● **TASK BRIEF**: Pick out the lines below that contain the string "value" and copy them all.

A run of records

-- Start --

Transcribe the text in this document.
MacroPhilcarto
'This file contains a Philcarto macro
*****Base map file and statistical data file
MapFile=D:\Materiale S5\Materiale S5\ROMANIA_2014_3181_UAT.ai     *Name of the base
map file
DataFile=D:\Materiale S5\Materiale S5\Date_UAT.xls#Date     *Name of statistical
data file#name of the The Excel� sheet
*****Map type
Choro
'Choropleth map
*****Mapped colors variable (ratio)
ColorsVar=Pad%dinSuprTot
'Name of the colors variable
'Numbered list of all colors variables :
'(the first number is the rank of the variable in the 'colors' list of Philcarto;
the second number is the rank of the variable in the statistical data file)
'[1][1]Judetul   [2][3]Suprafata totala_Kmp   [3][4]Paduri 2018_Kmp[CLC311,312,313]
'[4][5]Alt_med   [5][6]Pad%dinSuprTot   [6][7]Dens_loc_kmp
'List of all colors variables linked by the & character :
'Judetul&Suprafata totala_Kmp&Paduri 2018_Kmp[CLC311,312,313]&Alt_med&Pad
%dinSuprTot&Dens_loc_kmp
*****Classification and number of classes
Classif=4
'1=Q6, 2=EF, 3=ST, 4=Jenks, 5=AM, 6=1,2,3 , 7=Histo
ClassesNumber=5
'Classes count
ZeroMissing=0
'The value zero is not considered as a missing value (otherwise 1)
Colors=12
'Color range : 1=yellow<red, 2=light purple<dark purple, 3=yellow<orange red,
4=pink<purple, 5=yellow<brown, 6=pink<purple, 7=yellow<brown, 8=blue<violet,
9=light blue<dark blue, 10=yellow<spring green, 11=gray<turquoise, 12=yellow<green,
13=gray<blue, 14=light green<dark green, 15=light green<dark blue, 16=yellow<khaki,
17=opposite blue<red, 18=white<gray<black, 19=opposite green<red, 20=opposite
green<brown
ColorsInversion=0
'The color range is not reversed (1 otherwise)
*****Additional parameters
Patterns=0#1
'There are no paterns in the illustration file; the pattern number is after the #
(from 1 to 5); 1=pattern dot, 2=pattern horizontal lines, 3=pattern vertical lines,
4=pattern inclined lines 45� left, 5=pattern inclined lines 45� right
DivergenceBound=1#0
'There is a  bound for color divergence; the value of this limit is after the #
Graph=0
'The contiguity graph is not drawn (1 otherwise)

-- End --

● **THE REPLY**:
'The value zero is not considered as a missing value (otherwise 1)
'There is a  bound for color divergence; the value of this limit is after the #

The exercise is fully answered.